_Dataset_

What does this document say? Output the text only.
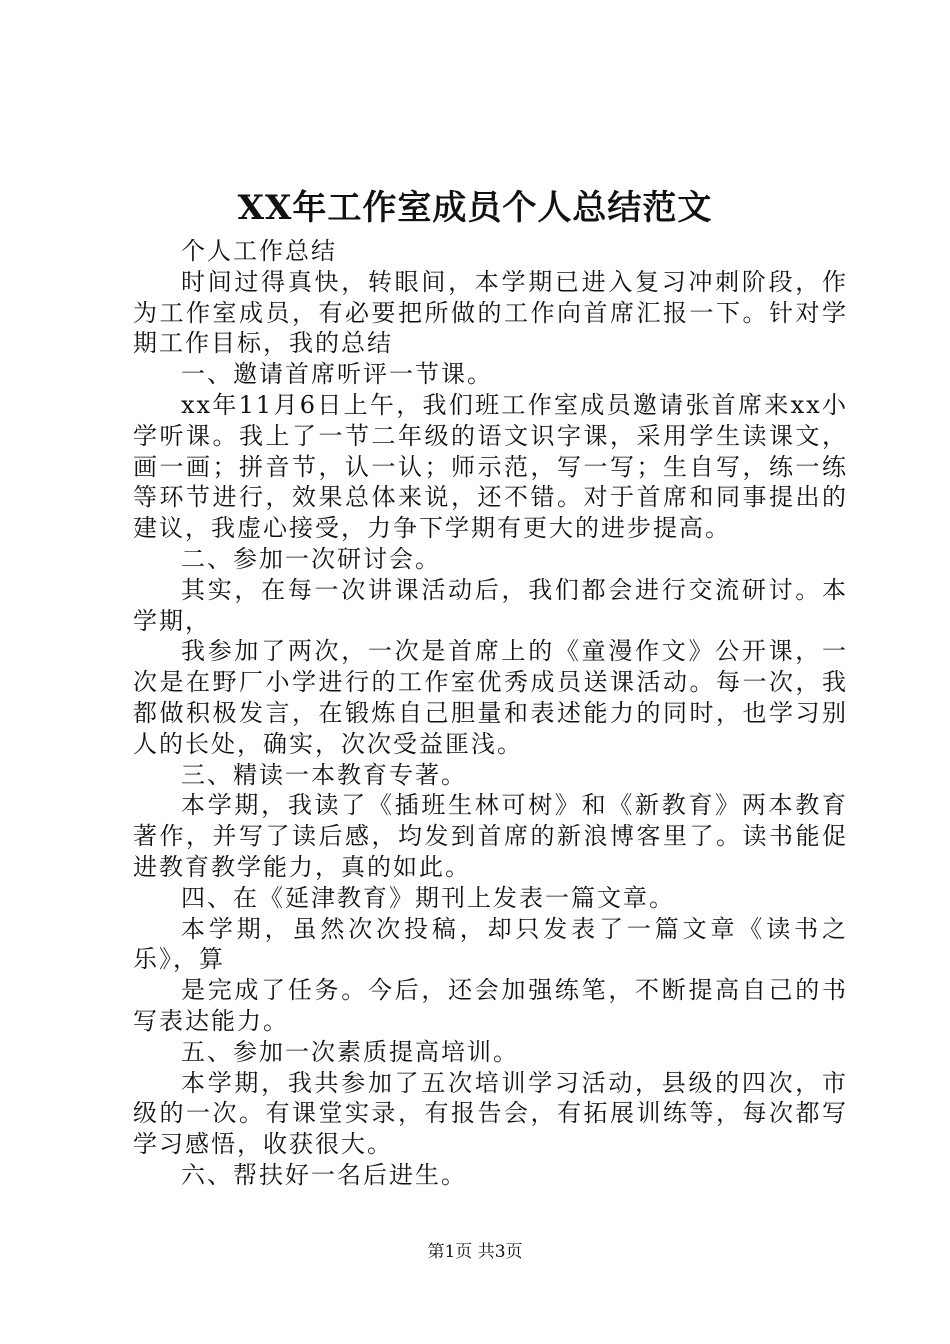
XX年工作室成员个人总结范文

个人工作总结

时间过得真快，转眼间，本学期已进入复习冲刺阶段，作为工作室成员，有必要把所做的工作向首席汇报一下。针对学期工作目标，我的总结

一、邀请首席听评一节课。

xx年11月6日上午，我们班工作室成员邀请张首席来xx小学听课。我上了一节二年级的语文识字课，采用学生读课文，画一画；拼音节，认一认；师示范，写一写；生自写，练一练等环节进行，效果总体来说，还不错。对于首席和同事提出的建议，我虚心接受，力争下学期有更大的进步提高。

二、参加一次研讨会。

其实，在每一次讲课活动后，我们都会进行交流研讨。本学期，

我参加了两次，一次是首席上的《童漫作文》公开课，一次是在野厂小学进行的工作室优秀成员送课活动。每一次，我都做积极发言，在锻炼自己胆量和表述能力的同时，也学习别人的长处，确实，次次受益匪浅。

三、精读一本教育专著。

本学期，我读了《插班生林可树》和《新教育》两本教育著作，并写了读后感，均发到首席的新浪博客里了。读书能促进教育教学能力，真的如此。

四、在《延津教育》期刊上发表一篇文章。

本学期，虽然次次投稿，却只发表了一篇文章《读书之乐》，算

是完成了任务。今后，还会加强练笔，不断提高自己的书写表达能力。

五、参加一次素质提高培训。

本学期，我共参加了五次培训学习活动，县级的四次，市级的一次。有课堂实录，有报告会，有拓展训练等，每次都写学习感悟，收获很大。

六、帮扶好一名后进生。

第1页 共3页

_What to work on_
Every record above must be given again exactly; drop the pictures.

_Complete response_
What does this document say? Output the text only.
XX年工作室成员个人总结范文

个人工作总结

时间过得真快，转眼间，本学期已进入复习冲刺阶段，作为工作室成员，有必要把所做的工作向首席汇报一下。针对学期工作目标，我的总结

一、邀请首席听评一节课。

xx年11月6日上午，我们班工作室成员邀请张首席来xx小学听课。我上了一节二年级的语文识字课，采用学生读课文，画一画；拼音节，认一认；师示范，写一写；生自写，练一练等环节进行，效果总体来说，还不错。对于首席和同事提出的建议，我虚心接受，力争下学期有更大的进步提高。

二、参加一次研讨会。

其实，在每一次讲课活动后，我们都会进行交流研讨。本学期，

我参加了两次，一次是首席上的《童漫作文》公开课，一次是在野厂小学进行的工作室优秀成员送课活动。每一次，我都做积极发言，在锻炼自己胆量和表述能力的同时，也学习别人的长处，确实，次次受益匪浅。

三、精读一本教育专著。

本学期，我读了《插班生林可树》和《新教育》两本教育著作，并写了读后感，均发到首席的新浪博客里了。读书能促进教育教学能力，真的如此。

四、在《延津教育》期刊上发表一篇文章。

本学期，虽然次次投稿，却只发表了一篇文章《读书之乐》，算

是完成了任务。今后，还会加强练笔，不断提高自己的书写表达能力。

五、参加一次素质提高培训。

本学期，我共参加了五次培训学习活动，县级的四次，市级的一次。有课堂实录，有报告会，有拓展训练等，每次都写学习感悟，收获很大。

六、帮扶好一名后进生。

第1页 共3页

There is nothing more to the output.